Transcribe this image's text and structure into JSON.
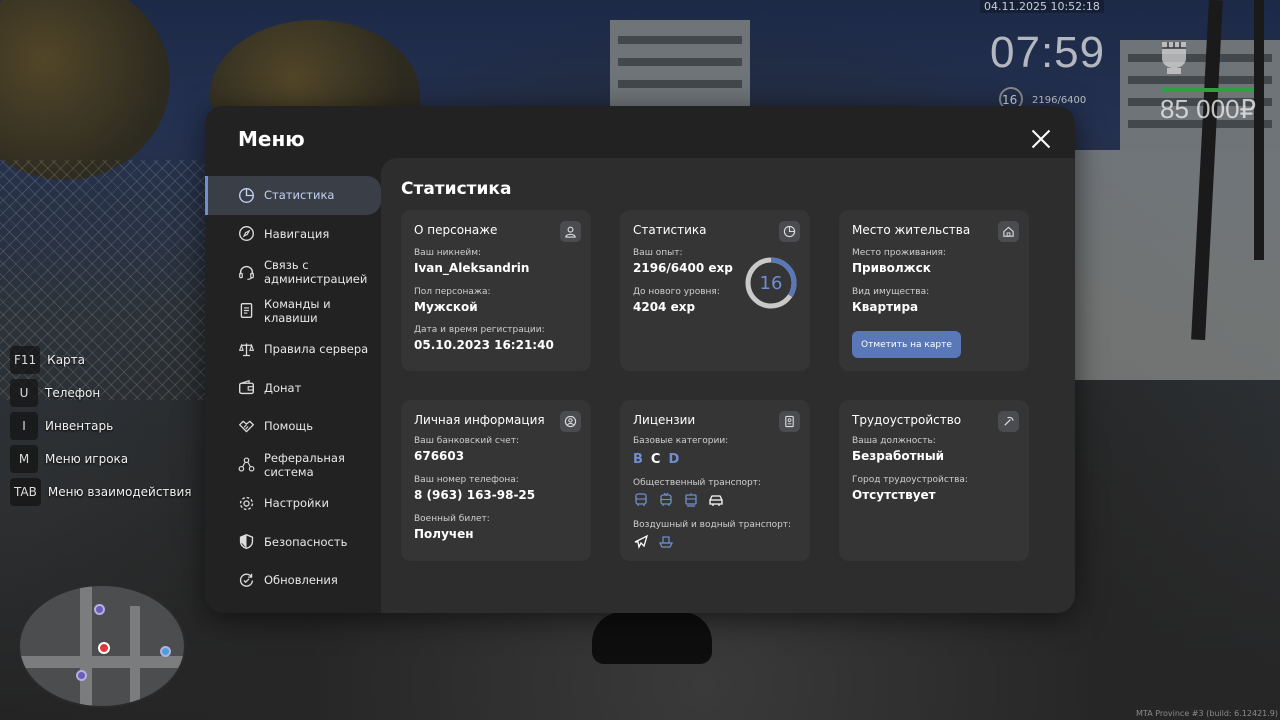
{
  "hud": {
    "datetime": "04.11.2025 10:52:18",
    "time": "07:59",
    "level": "16",
    "exp": "2196/6400",
    "money": "85 000₽"
  },
  "keybinds": [
    {
      "key": "F11",
      "label": "Карта"
    },
    {
      "key": "U",
      "label": "Телефон"
    },
    {
      "key": "I",
      "label": "Инвентарь"
    },
    {
      "key": "M",
      "label": "Меню игрока"
    },
    {
      "key": "TAB",
      "label": "Меню взаимодействия"
    }
  ],
  "menu": {
    "title": "Меню",
    "sidebar": [
      {
        "label": "Статистика",
        "icon": "chart-pie-icon",
        "active": true
      },
      {
        "label": "Навигация",
        "icon": "compass-icon"
      },
      {
        "label": "Связь с администрацией",
        "icon": "headset-icon"
      },
      {
        "label": "Команды и клавиши",
        "icon": "document-icon"
      },
      {
        "label": "Правила сервера",
        "icon": "scales-icon"
      },
      {
        "label": "Донат",
        "icon": "wallet-icon"
      },
      {
        "label": "Помощь",
        "icon": "handshake-icon"
      },
      {
        "label": "Реферальная система",
        "icon": "network-icon"
      },
      {
        "label": "Настройки",
        "icon": "gear-icon"
      },
      {
        "label": "Безопасность",
        "icon": "shield-icon"
      },
      {
        "label": "Обновления",
        "icon": "refresh-check-icon"
      }
    ]
  },
  "stats": {
    "title": "Статистика",
    "character": {
      "title": "О персонаже",
      "nickname_label": "Ваш никнейм:",
      "nickname": "Ivan_Aleksandrin",
      "gender_label": "Пол персонажа:",
      "gender": "Мужской",
      "reg_label": "Дата и время регистрации:",
      "reg": "05.10.2023 16:21:40"
    },
    "statistics": {
      "title": "Статистика",
      "exp_label": "Ваш опыт:",
      "exp": "2196/6400 exp",
      "next_label": "До нового уровня:",
      "next": "4204 exp",
      "level": "16",
      "progress": 0.343
    },
    "residence": {
      "title": "Место жительства",
      "place_label": "Место проживания:",
      "place": "Приволжск",
      "type_label": "Вид имущества:",
      "type": "Квартира",
      "button": "Отметить на карте"
    },
    "personal": {
      "title": "Личная информация",
      "bank_label": "Ваш банковский счет:",
      "bank": "676603",
      "phone_label": "Ваш номер телефона:",
      "phone": "8 (963) 163-98-25",
      "military_label": "Военный билет:",
      "military": "Получен"
    },
    "licenses": {
      "title": "Лицензии",
      "base_label": "Базовые категории:",
      "categories": [
        {
          "letter": "B",
          "color": "#6f8fd1"
        },
        {
          "letter": "C",
          "color": "#ffffff"
        },
        {
          "letter": "D",
          "color": "#6f8fd1"
        }
      ],
      "public_label": "Общественный транспорт:",
      "air_label": "Воздушный и водный транспорт:"
    },
    "employment": {
      "title": "Трудоустройство",
      "position_label": "Ваша должность:",
      "position": "Безработный",
      "city_label": "Город трудоустройства:",
      "city": "Отсутствует"
    }
  },
  "watermark": "MTA Province #3 (build: 6.12421.9)",
  "colors": {
    "accent": "#6f8fd1",
    "button": "#5a78b8",
    "card": "#353536",
    "panel": "#2d2d2e"
  }
}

********************

■ Do this
Give the entries again without a single change, but with no pictures.

■ Task response
Transcribe this image's text and structure into JSON.
{
  "hud": {
    "datetime": "04.11.2025 10:52:18",
    "time": "07:59",
    "level": "16",
    "exp": "2196/6400",
    "money": "85 000₽"
  },
  "keybinds": [
    {
      "key": "F11",
      "label": "Карта"
    },
    {
      "key": "U",
      "label": "Телефон"
    },
    {
      "key": "I",
      "label": "Инвентарь"
    },
    {
      "key": "M",
      "label": "Меню игрока"
    },
    {
      "key": "TAB",
      "label": "Меню взаимодействия"
    }
  ],
  "menu": {
    "title": "Меню",
    "sidebar": [
      {
        "label": "Статистика",
        "icon": "chart-pie-icon",
        "active": true
      },
      {
        "label": "Навигация",
        "icon": "compass-icon"
      },
      {
        "label": "Связь с администрацией",
        "icon": "headset-icon"
      },
      {
        "label": "Команды и клавиши",
        "icon": "document-icon"
      },
      {
        "label": "Правила сервера",
        "icon": "scales-icon"
      },
      {
        "label": "Донат",
        "icon": "wallet-icon"
      },
      {
        "label": "Помощь",
        "icon": "handshake-icon"
      },
      {
        "label": "Реферальная система",
        "icon": "network-icon"
      },
      {
        "label": "Настройки",
        "icon": "gear-icon"
      },
      {
        "label": "Безопасность",
        "icon": "shield-icon"
      },
      {
        "label": "Обновления",
        "icon": "refresh-check-icon"
      }
    ]
  },
  "stats": {
    "title": "Статистика",
    "character": {
      "title": "О персонаже",
      "nickname_label": "Ваш никнейм:",
      "nickname": "Ivan_Aleksandrin",
      "gender_label": "Пол персонажа:",
      "gender": "Мужской",
      "reg_label": "Дата и время регистрации:",
      "reg": "05.10.2023 16:21:40"
    },
    "statistics": {
      "title": "Статистика",
      "exp_label": "Ваш опыт:",
      "exp": "2196/6400 exp",
      "next_label": "До нового уровня:",
      "next": "4204 exp",
      "level": "16",
      "progress": 0.343
    },
    "residence": {
      "title": "Место жительства",
      "place_label": "Место проживания:",
      "place": "Приволжск",
      "type_label": "Вид имущества:",
      "type": "Квартира",
      "button": "Отметить на карте"
    },
    "personal": {
      "title": "Личная информация",
      "bank_label": "Ваш банковский счет:",
      "bank": "676603",
      "phone_label": "Ваш номер телефона:",
      "phone": "8 (963) 163-98-25",
      "military_label": "Военный билет:",
      "military": "Получен"
    },
    "licenses": {
      "title": "Лицензии",
      "base_label": "Базовые категории:",
      "categories": [
        {
          "letter": "B",
          "color": "#6f8fd1"
        },
        {
          "letter": "C",
          "color": "#ffffff"
        },
        {
          "letter": "D",
          "color": "#6f8fd1"
        }
      ],
      "public_label": "Общественный транспорт:",
      "air_label": "Воздушный и водный транспорт:"
    },
    "employment": {
      "title": "Трудоустройство",
      "position_label": "Ваша должность:",
      "position": "Безработный",
      "city_label": "Город трудоустройства:",
      "city": "Отсутствует"
    }
  },
  "watermark": "MTA Province #3 (build: 6.12421.9)",
  "colors": {
    "accent": "#6f8fd1",
    "button": "#5a78b8",
    "card": "#353536",
    "panel": "#2d2d2e"
  }
}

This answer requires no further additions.